■ Aim of the exercise ■
From the line containing "Read all visible content and emit it as JSON." down to the final line of the entries below, quote every line verbatim. Exclude pictures.

Figure contents as structured data:
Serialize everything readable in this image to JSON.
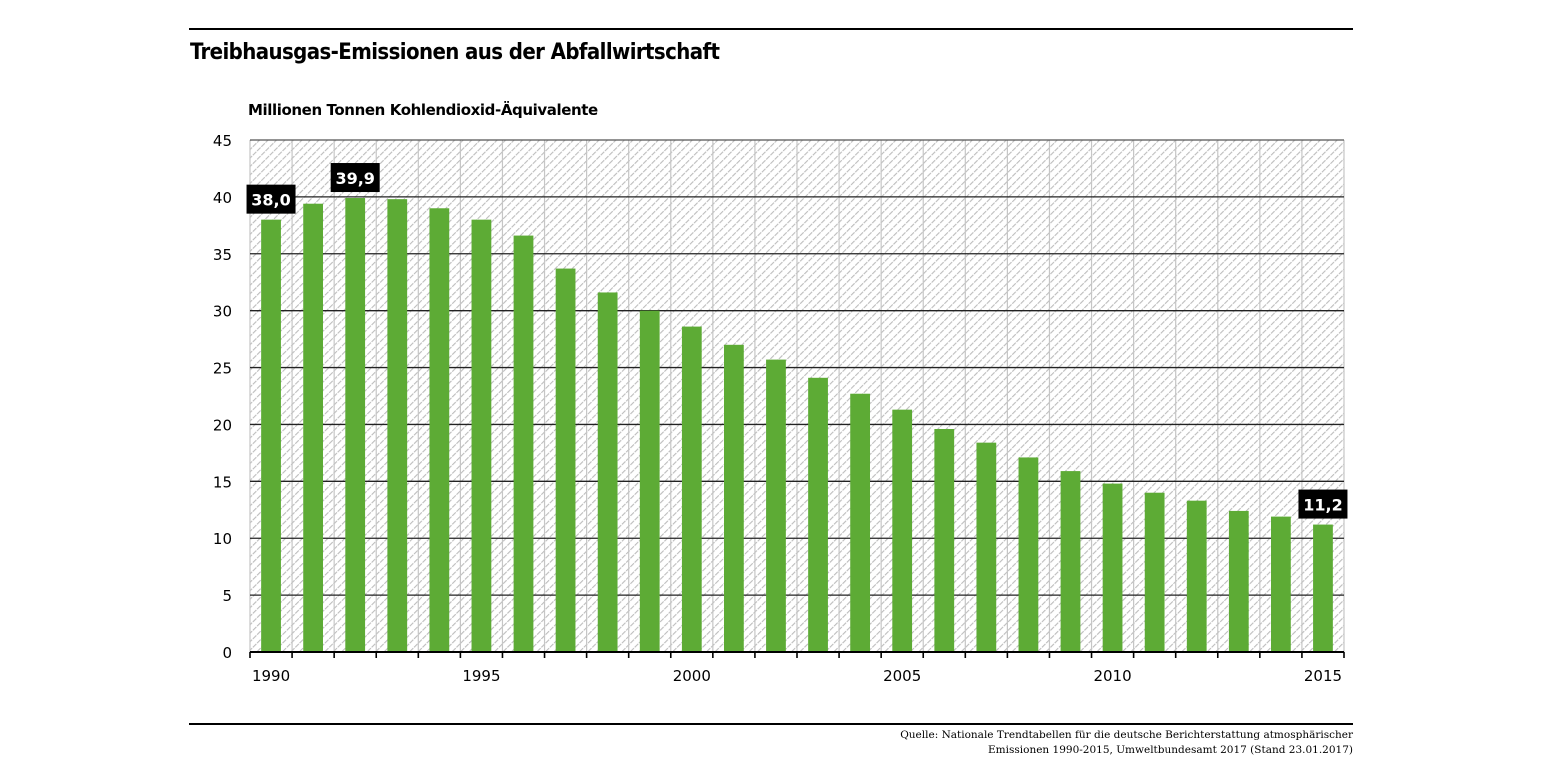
{
  "chart_data": {
    "type": "bar",
    "title": "Treibhausgas-Emissionen aus der Abfallwirtschaft",
    "ylabel": "Millionen Tonnen Kohlendioxid-Äquivalente",
    "xlabel": "",
    "categories": [
      "1990",
      "1991",
      "1992",
      "1993",
      "1994",
      "1995",
      "1996",
      "1997",
      "1998",
      "1999",
      "2000",
      "2001",
      "2002",
      "2003",
      "2004",
      "2005",
      "2006",
      "2007",
      "2008",
      "2009",
      "2010",
      "2011",
      "2012",
      "2013",
      "2014",
      "2015"
    ],
    "values": [
      38.0,
      39.4,
      39.9,
      39.8,
      39.0,
      38.0,
      36.6,
      33.7,
      31.6,
      30.0,
      28.6,
      27.0,
      25.7,
      24.1,
      22.7,
      21.3,
      19.6,
      18.4,
      17.1,
      15.9,
      14.8,
      14.0,
      13.3,
      12.4,
      11.9,
      11.2
    ],
    "ylim": [
      0,
      45
    ],
    "yticks": [
      0,
      5,
      10,
      15,
      20,
      25,
      30,
      35,
      40,
      45
    ],
    "ytick_labels": [
      "0",
      "5",
      "10",
      "15",
      "20",
      "25",
      "30",
      "35",
      "40",
      "45"
    ],
    "xtick_labels": [
      {
        "category": "1990",
        "label": "1990"
      },
      {
        "category": "1995",
        "label": "1995"
      },
      {
        "category": "2000",
        "label": "2000"
      },
      {
        "category": "2005",
        "label": "2005"
      },
      {
        "category": "2010",
        "label": "2010"
      },
      {
        "category": "2015",
        "label": "2015"
      }
    ],
    "data_labels": [
      {
        "category": "1990",
        "label": "38,0"
      },
      {
        "category": "1992",
        "label": "39,9"
      },
      {
        "category": "2015",
        "label": "11,2"
      }
    ],
    "grid": true,
    "legend": "none",
    "colors": {
      "bar": "#5dab35",
      "background_hatch": "#bdbdbd",
      "gridline": "#000000",
      "data_label_bg": "#000000",
      "data_label_text": "#ffffff"
    }
  },
  "source_text": {
    "line1": "Quelle: Nationale Trendtabellen für die deutsche Berichterstattung atmosphärischer",
    "line2": "Emissionen 1990-2015, Umweltbundesamt 2017 (Stand 23.01.2017)"
  }
}
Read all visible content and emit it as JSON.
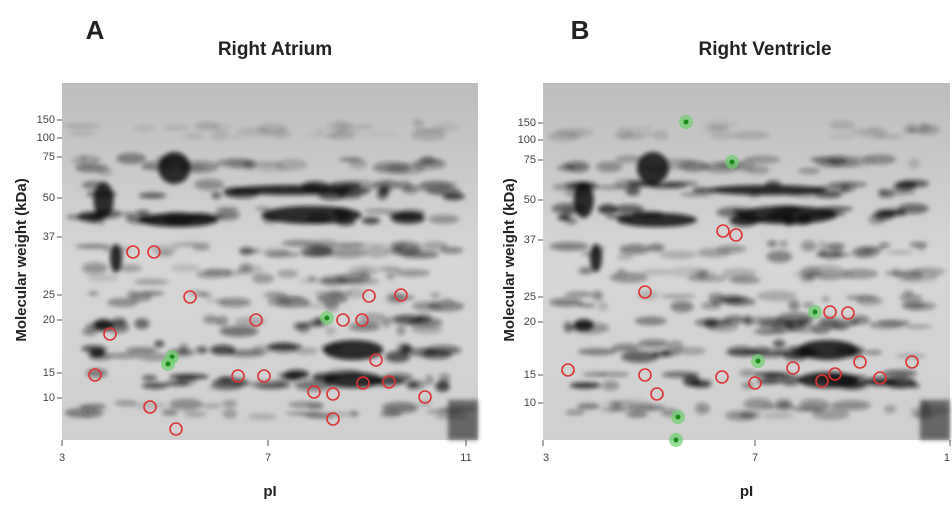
{
  "panels": [
    {
      "letter": "A",
      "title": "Right Atrium",
      "y_label": "Molecular weight (kDa)",
      "x_label": "pI",
      "yticks": [
        "150",
        "100",
        "75",
        "50",
        "37",
        "25",
        "20",
        "15",
        "10"
      ],
      "xticks": [
        "3",
        "7",
        "11"
      ]
    },
    {
      "letter": "B",
      "title": "Right Ventricle",
      "y_label": "Molecular weight (kDa)",
      "x_label": "pI",
      "yticks": [
        "150",
        "100",
        "75",
        "50",
        "37",
        "25",
        "20",
        "15",
        "10"
      ],
      "xticks": [
        "3",
        "7",
        "1"
      ]
    }
  ]
}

■ Reply ■
Read all visible content and emit it as JSON.
{
  "panels": [
    {
      "letter": "A",
      "title": "Right Atrium",
      "y_label": "Molecular weight (kDa)",
      "x_label": "pI",
      "yticks": [
        "150",
        "100",
        "75",
        "50",
        "37",
        "25",
        "20",
        "15",
        "10"
      ],
      "xticks": [
        "3",
        "7",
        "11"
      ]
    },
    {
      "letter": "B",
      "title": "Right Ventricle",
      "y_label": "Molecular weight (kDa)",
      "x_label": "pI",
      "yticks": [
        "150",
        "100",
        "75",
        "50",
        "37",
        "25",
        "20",
        "15",
        "10"
      ],
      "xticks": [
        "3",
        "7",
        "1"
      ]
    }
  ]
}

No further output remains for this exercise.